• Exercise details:
Your task is to output the data exactly as it stands.

(Stored data entries)

▼▼▼

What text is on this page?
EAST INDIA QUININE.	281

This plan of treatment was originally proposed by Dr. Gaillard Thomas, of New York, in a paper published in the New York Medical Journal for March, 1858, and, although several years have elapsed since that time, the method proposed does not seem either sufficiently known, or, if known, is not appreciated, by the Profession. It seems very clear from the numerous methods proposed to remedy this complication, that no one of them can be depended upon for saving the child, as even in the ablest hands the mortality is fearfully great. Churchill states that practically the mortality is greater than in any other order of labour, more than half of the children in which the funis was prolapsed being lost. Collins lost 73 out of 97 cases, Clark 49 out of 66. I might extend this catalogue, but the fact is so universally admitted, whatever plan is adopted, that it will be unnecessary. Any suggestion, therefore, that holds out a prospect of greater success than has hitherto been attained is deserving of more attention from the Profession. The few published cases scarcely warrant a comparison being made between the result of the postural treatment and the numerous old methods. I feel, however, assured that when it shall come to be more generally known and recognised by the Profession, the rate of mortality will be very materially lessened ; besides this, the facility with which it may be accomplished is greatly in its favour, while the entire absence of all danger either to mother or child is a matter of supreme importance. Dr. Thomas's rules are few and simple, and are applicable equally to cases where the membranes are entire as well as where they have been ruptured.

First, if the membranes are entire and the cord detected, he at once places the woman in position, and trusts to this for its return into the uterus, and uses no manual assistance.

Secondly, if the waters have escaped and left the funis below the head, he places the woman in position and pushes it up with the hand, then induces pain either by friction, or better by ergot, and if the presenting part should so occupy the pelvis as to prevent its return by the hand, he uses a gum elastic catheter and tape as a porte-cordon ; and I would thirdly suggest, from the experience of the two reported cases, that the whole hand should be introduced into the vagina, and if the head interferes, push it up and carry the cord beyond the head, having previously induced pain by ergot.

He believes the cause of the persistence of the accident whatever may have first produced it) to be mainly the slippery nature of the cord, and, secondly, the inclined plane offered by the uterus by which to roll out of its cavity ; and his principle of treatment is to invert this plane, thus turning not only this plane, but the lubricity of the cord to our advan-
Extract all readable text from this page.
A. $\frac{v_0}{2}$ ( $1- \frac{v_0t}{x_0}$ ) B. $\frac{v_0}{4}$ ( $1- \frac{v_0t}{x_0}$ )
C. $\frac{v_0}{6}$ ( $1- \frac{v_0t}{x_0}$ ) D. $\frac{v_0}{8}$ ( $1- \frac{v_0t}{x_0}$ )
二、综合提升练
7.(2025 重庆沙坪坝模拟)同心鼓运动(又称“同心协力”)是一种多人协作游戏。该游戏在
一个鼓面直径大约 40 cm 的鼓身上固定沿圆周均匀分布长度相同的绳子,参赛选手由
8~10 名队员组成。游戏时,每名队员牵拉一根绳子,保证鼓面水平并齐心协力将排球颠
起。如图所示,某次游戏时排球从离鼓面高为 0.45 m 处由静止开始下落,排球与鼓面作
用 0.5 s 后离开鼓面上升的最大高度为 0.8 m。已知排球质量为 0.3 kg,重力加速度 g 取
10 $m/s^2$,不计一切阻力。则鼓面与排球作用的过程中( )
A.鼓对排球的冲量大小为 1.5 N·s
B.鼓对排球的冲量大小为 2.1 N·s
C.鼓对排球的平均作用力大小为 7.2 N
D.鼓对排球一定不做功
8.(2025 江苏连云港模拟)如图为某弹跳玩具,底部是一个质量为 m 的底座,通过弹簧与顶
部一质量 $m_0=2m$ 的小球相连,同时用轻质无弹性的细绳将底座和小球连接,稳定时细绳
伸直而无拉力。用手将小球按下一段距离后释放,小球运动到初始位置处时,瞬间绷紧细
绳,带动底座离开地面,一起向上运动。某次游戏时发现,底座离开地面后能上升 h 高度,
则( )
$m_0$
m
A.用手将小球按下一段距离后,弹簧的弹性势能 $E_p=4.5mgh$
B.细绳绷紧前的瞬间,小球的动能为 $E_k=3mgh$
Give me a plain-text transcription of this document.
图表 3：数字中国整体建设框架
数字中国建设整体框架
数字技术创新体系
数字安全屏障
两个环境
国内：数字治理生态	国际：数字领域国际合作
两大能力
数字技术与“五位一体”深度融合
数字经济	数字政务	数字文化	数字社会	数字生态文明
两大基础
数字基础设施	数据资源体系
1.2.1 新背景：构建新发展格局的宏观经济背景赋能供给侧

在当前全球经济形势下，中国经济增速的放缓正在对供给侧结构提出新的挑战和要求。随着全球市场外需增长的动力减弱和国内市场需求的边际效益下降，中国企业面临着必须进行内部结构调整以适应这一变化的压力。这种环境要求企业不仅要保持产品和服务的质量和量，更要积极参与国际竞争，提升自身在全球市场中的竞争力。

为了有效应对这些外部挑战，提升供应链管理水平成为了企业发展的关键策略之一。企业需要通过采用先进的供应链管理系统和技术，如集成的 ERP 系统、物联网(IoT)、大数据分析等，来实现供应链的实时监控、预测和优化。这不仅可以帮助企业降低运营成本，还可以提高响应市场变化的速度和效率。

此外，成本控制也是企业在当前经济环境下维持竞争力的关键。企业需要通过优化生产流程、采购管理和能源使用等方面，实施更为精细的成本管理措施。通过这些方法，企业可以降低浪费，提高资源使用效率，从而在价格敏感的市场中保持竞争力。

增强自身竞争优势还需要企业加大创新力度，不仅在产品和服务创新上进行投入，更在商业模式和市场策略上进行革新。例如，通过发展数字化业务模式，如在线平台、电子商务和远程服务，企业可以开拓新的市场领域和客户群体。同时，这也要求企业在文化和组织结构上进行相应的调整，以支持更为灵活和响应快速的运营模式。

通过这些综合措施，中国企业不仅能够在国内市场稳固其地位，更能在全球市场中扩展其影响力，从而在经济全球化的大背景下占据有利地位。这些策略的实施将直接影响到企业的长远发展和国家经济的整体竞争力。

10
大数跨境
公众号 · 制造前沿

▲▲▲

• Solution for this problem:
What text is on this page?
EAST INDIA QUININE.	281

This plan of treatment was originally proposed by Dr. Gaillard Thomas, of New York, in a paper published in the New York Medical Journal for March, 1858, and, although several years have elapsed since that time, the method proposed does not seem either sufficiently known, or, if known, is not appreciated, by the Profession. It seems very clear from the numerous methods proposed to remedy this complication, that no one of them can be depended upon for saving the child, as even in the ablest hands the mortality is fearfully great. Churchill states that practically the mortality is greater than in any other order of labour, more than half of the children in which the funis was prolapsed being lost. Collins lost 73 out of 97 cases, Clark 49 out of 66. I might extend this catalogue, but the fact is so universally admitted, whatever plan is adopted, that it will be unnecessary. Any suggestion, therefore, that holds out a prospect of greater success than has hitherto been attained is deserving of more attention from the Profession. The few published cases scarcely warrant a comparison being made between the result of the postural treatment and the numerous old methods. I feel, however, assured that when it shall come to be more generally known and recognised by the Profession, the rate of mortality will be very materially lessened ; besides this, the facility with which it may be accomplished is greatly in its favour, while the entire absence of all danger either to mother or child is a matter of supreme importance. Dr. Thomas's rules are few and simple, and are applicable equally to cases where the membranes are entire as well as where they have been ruptured.

First, if the membranes are entire and the cord detected, he at once places the woman in position, and trusts to this for its return into the uterus, and uses no manual assistance.

Secondly, if the waters have escaped and left the funis below the head, he places the woman in position and pushes it up with the hand, then induces pain either by friction, or better by ergot, and if the presenting part should so occupy the pelvis as to prevent its return by the hand, he uses a gum elastic catheter and tape as a porte-cordon ; and I would thirdly suggest, from the experience of the two reported cases, that the whole hand should be introduced into the vagina, and if the head interferes, push it up and carry the cord beyond the head, having previously induced pain by ergot.

He believes the cause of the persistence of the accident whatever may have first produced it) to be mainly the slippery nature of the cord, and, secondly, the inclined plane offered by the uterus by which to roll out of its cavity ; and his principle of treatment is to invert this plane, thus turning not only this plane, but the lubricity of the cord to our advan-
Extract all readable text from this page.
A. $\frac{v_0}{2}$ ( $1- \frac{v_0t}{x_0}$ ) B. $\frac{v_0}{4}$ ( $1- \frac{v_0t}{x_0}$ )
C. $\frac{v_0}{6}$ ( $1- \frac{v_0t}{x_0}$ ) D. $\frac{v_0}{8}$ ( $1- \frac{v_0t}{x_0}$ )
二、综合提升练
7.(2025 重庆沙坪坝模拟)同心鼓运动(又称“同心协力”)是一种多人协作游戏。该游戏在
一个鼓面直径大约 40 cm 的鼓身上固定沿圆周均匀分布长度相同的绳子,参赛选手由
8~10 名队员组成。游戏时,每名队员牵拉一根绳子,保证鼓面水平并齐心协力将排球颠
起。如图所示,某次游戏时排球从离鼓面高为 0.45 m 处由静止开始下落,排球与鼓面作
用 0.5 s 后离开鼓面上升的最大高度为 0.8 m。已知排球质量为 0.3 kg,重力加速度 g 取
10 $m/s^2$,不计一切阻力。则鼓面与排球作用的过程中( )
A.鼓对排球的冲量大小为 1.5 N·s
B.鼓对排球的冲量大小为 2.1 N·s
C.鼓对排球的平均作用力大小为 7.2 N
D.鼓对排球一定不做功
8.(2025 江苏连云港模拟)如图为某弹跳玩具,底部是一个质量为 m 的底座,通过弹簧与顶
部一质量 $m_0=2m$ 的小球相连,同时用轻质无弹性的细绳将底座和小球连接,稳定时细绳
伸直而无拉力。用手将小球按下一段距离后释放,小球运动到初始位置处时,瞬间绷紧细
绳,带动底座离开地面,一起向上运动。某次游戏时发现,底座离开地面后能上升 h 高度,
则( )
$m_0$
m
A.用手将小球按下一段距离后,弹簧的弹性势能 $E_p=4.5mgh$
B.细绳绷紧前的瞬间,小球的动能为 $E_k=3mgh$
Give me a plain-text transcription of this document.
图表 3：数字中国整体建设框架
数字中国建设整体框架
数字技术创新体系
数字安全屏障
两个环境
国内：数字治理生态	国际：数字领域国际合作
两大能力
数字技术与“五位一体”深度融合
数字经济	数字政务	数字文化	数字社会	数字生态文明
两大基础
数字基础设施	数据资源体系
1.2.1 新背景：构建新发展格局的宏观经济背景赋能供给侧

在当前全球经济形势下，中国经济增速的放缓正在对供给侧结构提出新的挑战和要求。随着全球市场外需增长的动力减弱和国内市场需求的边际效益下降，中国企业面临着必须进行内部结构调整以适应这一变化的压力。这种环境要求企业不仅要保持产品和服务的质量和量，更要积极参与国际竞争，提升自身在全球市场中的竞争力。

为了有效应对这些外部挑战，提升供应链管理水平成为了企业发展的关键策略之一。企业需要通过采用先进的供应链管理系统和技术，如集成的 ERP 系统、物联网(IoT)、大数据分析等，来实现供应链的实时监控、预测和优化。这不仅可以帮助企业降低运营成本，还可以提高响应市场变化的速度和效率。

此外，成本控制也是企业在当前经济环境下维持竞争力的关键。企业需要通过优化生产流程、采购管理和能源使用等方面，实施更为精细的成本管理措施。通过这些方法，企业可以降低浪费，提高资源使用效率，从而在价格敏感的市场中保持竞争力。

增强自身竞争优势还需要企业加大创新力度，不仅在产品和服务创新上进行投入，更在商业模式和市场策略上进行革新。例如，通过发展数字化业务模式，如在线平台、电子商务和远程服务，企业可以开拓新的市场领域和客户群体。同时，这也要求企业在文化和组织结构上进行相应的调整，以支持更为灵活和响应快速的运营模式。

通过这些综合措施，中国企业不仅能够在国内市场稳固其地位，更能在全球市场中扩展其影响力，从而在经济全球化的大背景下占据有利地位。这些策略的实施将直接影响到企业的长远发展和国家经济的整体竞争力。

10
大数跨境
公众号 · 制造前沿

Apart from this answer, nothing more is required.